[R] Matched pairs with two data frames

David Winsemius dwinsemius at comcast.net
Fri Apr 18 15:29:16 CEST 2008


Udo <ukoenig at med.uni-marburg.de> wrote in
news:1208462659.4807ad43cea9d at webmail.med.uni-marburg.de: 

> Daniel,
> thank you!
> 
> I want to perfrom the simplest way of matching:
> a one-to-one exact match (by age and school):
> for every case in "treat" find ONE case (if there is one) in
> "control" . The cases in "control" that could be matched, should be
> tagged as not available or taken away (deleted) from the control
> pool (thus, the used ones are not replaced).
> 
> #treatment group
> treat <- data.frame(age=c(1,1,2,2,2,4),
>                     school=c(10,10,20,20,20,11),
>                     out1=c(9.5,2.3,3.3,4.1,5.9,4.6))
> 
> #control group
> control <- data.frame(age=c(1,1,1,1,3,2),
>                       school=c(10,10,10,10,33,20),
>                       out2=c(1.1,2,3.5,4.9,5.2,6.5))
> 
> #one-to-one exat matching-alorithmus ????
> 
> matched.data.frame <- ?????
> 
> In my example I matched the cases "by hand" to make things clear.
> Case 1 from "treat" was matched with case 1 from "control",
> 2 with 2 and 3 with 6. Case 4, 5 and 6 could not be matched,
> because there is no "partner" in "control" .

> [Required work] Write out the passage of the mailing list post on matching two data frames from "Udo <ukoenig at" to "are not replaced).", word for word.

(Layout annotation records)
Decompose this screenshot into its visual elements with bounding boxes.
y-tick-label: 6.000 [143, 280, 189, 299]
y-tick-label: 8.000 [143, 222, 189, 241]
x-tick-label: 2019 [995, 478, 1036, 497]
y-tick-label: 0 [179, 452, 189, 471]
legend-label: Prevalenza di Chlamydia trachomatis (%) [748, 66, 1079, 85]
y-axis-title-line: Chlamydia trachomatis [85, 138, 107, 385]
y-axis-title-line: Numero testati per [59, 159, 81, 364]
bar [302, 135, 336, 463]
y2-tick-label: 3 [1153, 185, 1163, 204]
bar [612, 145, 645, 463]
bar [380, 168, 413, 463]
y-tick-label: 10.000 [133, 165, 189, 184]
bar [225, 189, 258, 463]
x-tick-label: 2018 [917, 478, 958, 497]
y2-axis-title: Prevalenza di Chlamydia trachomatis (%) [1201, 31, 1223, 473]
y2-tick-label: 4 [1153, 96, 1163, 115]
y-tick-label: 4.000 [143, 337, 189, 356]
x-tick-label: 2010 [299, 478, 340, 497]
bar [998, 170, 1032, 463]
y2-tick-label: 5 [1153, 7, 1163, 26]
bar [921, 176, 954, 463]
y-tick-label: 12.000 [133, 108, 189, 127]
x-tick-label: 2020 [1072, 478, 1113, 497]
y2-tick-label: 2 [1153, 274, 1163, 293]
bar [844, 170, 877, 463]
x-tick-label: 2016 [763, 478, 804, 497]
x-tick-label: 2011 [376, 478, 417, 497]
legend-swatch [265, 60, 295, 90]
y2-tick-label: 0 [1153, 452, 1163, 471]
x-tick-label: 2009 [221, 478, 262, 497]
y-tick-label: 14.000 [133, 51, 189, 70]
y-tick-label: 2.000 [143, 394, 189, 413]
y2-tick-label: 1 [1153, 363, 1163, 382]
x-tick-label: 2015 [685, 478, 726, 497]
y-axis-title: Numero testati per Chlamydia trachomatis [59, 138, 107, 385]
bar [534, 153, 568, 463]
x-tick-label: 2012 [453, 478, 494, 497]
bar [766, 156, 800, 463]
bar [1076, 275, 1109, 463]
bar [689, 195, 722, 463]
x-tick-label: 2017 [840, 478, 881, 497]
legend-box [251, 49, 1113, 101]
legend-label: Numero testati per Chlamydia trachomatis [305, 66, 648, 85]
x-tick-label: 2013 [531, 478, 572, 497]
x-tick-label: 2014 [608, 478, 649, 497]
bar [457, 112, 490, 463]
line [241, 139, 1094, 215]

> [Completed exercise]
Udo <ukoenig at med.uni-marburg.de> wrote in
news:1208462659.4807ad43cea9d at webmail.med.uni-marburg.de: 

> Daniel,
> thank you!
> 
> I want to perfrom the simplest way of matching:
> a one-to-one exact match (by age and school):
> for every case in "treat" find ONE case (if there is one) in
> "control" . The cases in "control" that could be matched, should be
> tagged as not available or taken away (deleted) from the control
> pool (thus, the used ones are not replaced).